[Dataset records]
........

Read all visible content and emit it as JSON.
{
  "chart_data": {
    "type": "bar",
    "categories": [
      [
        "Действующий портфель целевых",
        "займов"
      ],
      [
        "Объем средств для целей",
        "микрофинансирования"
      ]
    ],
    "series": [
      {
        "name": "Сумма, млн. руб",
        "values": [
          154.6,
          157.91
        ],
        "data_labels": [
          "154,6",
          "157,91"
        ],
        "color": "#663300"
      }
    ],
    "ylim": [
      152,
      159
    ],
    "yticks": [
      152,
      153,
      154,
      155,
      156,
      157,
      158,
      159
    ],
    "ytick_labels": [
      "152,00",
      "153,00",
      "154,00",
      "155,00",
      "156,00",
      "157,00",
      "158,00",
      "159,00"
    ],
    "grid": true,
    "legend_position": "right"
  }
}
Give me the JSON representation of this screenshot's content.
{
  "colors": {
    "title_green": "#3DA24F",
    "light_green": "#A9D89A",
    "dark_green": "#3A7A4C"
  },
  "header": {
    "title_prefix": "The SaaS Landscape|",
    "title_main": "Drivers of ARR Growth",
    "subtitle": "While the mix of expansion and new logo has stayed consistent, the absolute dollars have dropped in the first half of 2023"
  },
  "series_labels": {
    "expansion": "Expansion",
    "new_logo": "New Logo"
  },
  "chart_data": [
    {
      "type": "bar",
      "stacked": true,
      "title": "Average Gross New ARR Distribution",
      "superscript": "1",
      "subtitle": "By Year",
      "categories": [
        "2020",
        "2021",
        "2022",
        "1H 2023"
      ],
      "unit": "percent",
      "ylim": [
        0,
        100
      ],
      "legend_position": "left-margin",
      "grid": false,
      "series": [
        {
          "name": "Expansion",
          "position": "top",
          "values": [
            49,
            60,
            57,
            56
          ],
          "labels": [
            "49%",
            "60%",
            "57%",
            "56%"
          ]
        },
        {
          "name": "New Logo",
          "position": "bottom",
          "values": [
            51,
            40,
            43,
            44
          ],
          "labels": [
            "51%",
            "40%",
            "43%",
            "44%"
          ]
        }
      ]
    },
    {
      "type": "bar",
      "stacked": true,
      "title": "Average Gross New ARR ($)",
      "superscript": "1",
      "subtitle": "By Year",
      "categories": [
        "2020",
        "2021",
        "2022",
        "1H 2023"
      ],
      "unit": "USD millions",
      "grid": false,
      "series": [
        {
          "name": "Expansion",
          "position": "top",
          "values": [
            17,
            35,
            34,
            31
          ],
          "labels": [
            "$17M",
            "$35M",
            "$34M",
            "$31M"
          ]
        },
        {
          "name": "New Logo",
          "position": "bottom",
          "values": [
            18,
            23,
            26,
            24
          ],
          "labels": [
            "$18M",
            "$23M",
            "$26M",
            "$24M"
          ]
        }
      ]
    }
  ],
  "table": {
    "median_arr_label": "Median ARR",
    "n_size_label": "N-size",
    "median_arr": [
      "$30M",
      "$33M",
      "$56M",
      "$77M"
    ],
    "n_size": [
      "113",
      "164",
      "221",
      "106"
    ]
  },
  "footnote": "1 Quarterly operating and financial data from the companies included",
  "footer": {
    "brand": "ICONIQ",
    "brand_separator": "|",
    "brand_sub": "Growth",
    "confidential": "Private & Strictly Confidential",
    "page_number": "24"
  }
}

........

• _TASK INSTRUCTIONS_: Transcribe the entire listing above precisely.

• _RESPONSE_:
Read all visible content and emit it as JSON.
{
  "chart_data": {
    "type": "bar",
    "categories": [
      [
        "Действующий портфель целевых",
        "займов"
      ],
      [
        "Объем средств для целей",
        "микрофинансирования"
      ]
    ],
    "series": [
      {
        "name": "Сумма, млн. руб",
        "values": [
          154.6,
          157.91
        ],
        "data_labels": [
          "154,6",
          "157,91"
        ],
        "color": "#663300"
      }
    ],
    "ylim": [
      152,
      159
    ],
    "yticks": [
      152,
      153,
      154,
      155,
      156,
      157,
      158,
      159
    ],
    "ytick_labels": [
      "152,00",
      "153,00",
      "154,00",
      "155,00",
      "156,00",
      "157,00",
      "158,00",
      "159,00"
    ],
    "grid": true,
    "legend_position": "right"
  }
}
Give me the JSON representation of this screenshot's content.
{
  "colors": {
    "title_green": "#3DA24F",
    "light_green": "#A9D89A",
    "dark_green": "#3A7A4C"
  },
  "header": {
    "title_prefix": "The SaaS Landscape|",
    "title_main": "Drivers of ARR Growth",
    "subtitle": "While the mix of expansion and new logo has stayed consistent, the absolute dollars have dropped in the first half of 2023"
  },
  "series_labels": {
    "expansion": "Expansion",
    "new_logo": "New Logo"
  },
  "chart_data": [
    {
      "type": "bar",
      "stacked": true,
      "title": "Average Gross New ARR Distribution",
      "superscript": "1",
      "subtitle": "By Year",
      "categories": [
        "2020",
        "2021",
        "2022",
        "1H 2023"
      ],
      "unit": "percent",
      "ylim": [
        0,
        100
      ],
      "legend_position": "left-margin",
      "grid": false,
      "series": [
        {
          "name": "Expansion",
          "position": "top",
          "values": [
            49,
            60,
            57,
            56
          ],
          "labels": [
            "49%",
            "60%",
            "57%",
            "56%"
          ]
        },
        {
          "name": "New Logo",
          "position": "bottom",
          "values": [
            51,
            40,
            43,
            44
          ],
          "labels": [
            "51%",
            "40%",
            "43%",
            "44%"
          ]
        }
      ]
    },
    {
      "type": "bar",
      "stacked": true,
      "title": "Average Gross New ARR ($)",
      "superscript": "1",
      "subtitle": "By Year",
      "categories": [
        "2020",
        "2021",
        "2022",
        "1H 2023"
      ],
      "unit": "USD millions",
      "grid": false,
      "series": [
        {
          "name": "Expansion",
          "position": "top",
          "values": [
            17,
            35,
            34,
            31
          ],
          "labels": [
            "$17M",
            "$35M",
            "$34M",
            "$31M"
          ]
        },
        {
          "name": "New Logo",
          "position": "bottom",
          "values": [
            18,
            23,
            26,
            24
          ],
          "labels": [
            "$18M",
            "$23M",
            "$26M",
            "$24M"
          ]
        }
      ]
    }
  ],
  "table": {
    "median_arr_label": "Median ARR",
    "n_size_label": "N-size",
    "median_arr": [
      "$30M",
      "$33M",
      "$56M",
      "$77M"
    ],
    "n_size": [
      "113",
      "164",
      "221",
      "106"
    ]
  },
  "footnote": "1 Quarterly operating and financial data from the companies included",
  "footer": {
    "brand": "ICONIQ",
    "brand_separator": "|",
    "brand_sub": "Growth",
    "confidential": "Private & Strictly Confidential",
    "page_number": "24"
  }
}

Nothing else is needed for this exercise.